» EXTRACTED DATA
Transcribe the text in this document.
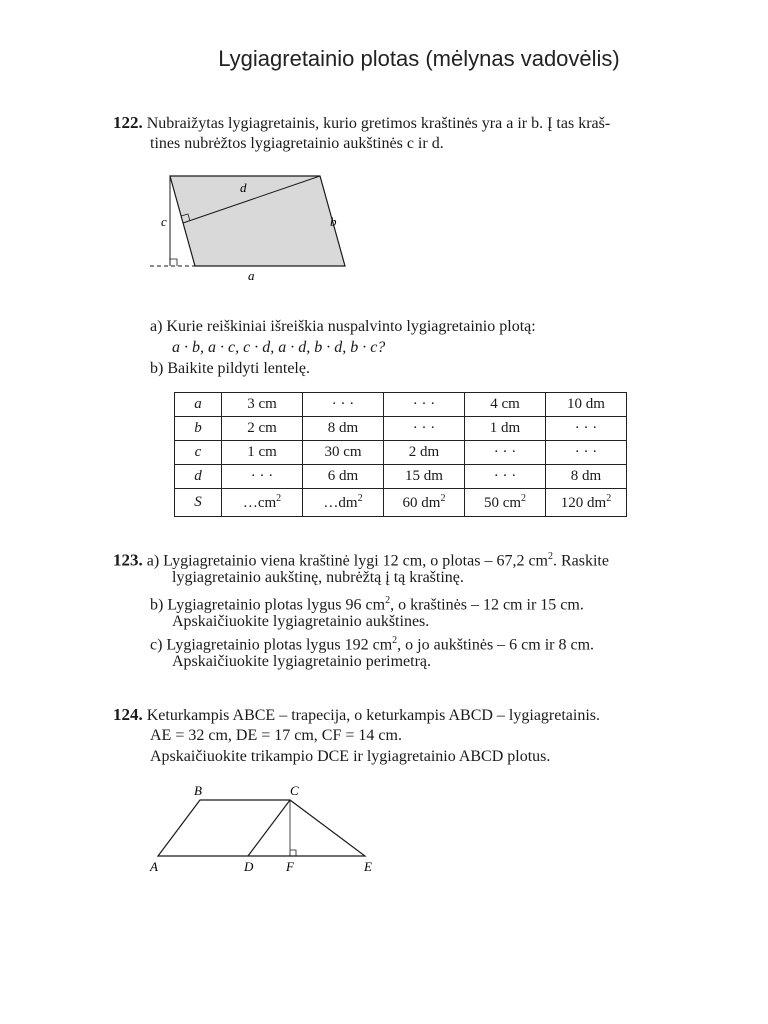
Lygiagretainio plotas (mėlynas vadovėlis)
122. Nubraižytas lygiagretainis, kurio gretimos kraštinės yra a ir b. Į tas kraš-
tines nubrėžtos lygiagretainio aukštinės c ir d.
d
c	b
a
a) Kurie reiškiniai išreiškia nuspalvinto lygiagretainio plotą:
a · b, a · c, c · d, a · d, b · d, b · c?
b) Baikite pildyti lentelę.
a	3 cm	· · ·	· · ·	4 cm	10 dm
b	2 cm	8 dm	· · ·	1 dm	· · ·
c	1 cm	30 cm	2 dm	· · ·	· · ·
d	· · ·	6 dm	15 dm	· · ·	8 dm
S	$\dots cm^2$	$\dots dm^2$	60 $dm^2$	50 $cm^2$	120 $dm^2$
123. a) Lygiagretainio viena kraštinė lygi 12 cm, o plotas – 67,2 $cm^2$. Raskite
lygiagretainio aukštinę, nubrėžtą į tą kraštinę.
b) Lygiagretainio plotas lygus 96 $cm^2$, o kraštinės – 12 cm ir 15 cm.
Apskaičiuokite lygiagretainio aukštines.
c) Lygiagretainio plotas lygus 192 $cm^2$, o jo aukštinės – 6 cm ir 8 cm.
Apskaičiuokite lygiagretainio perimetrą.
124. Keturkampis ABCE – trapecija, o keturkampis ABCD – lygiagretainis.
AE = 32 cm, DE = 17 cm, CF = 14 cm.
Apskaičiuokite trikampio DCE ir lygiagretainio ABCD plotus.
B	C
A	D	F	E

» GIVEN REQUEST
Look through the data above. Each line containing the word "ABCD" needs to be copied.

» TASK RESPONSE
124. Keturkampis ABCE – trapecija, o keturkampis ABCD – lygiagretainis.
Apskaičiuokite trikampio DCE ir lygiagretainio ABCD plotus.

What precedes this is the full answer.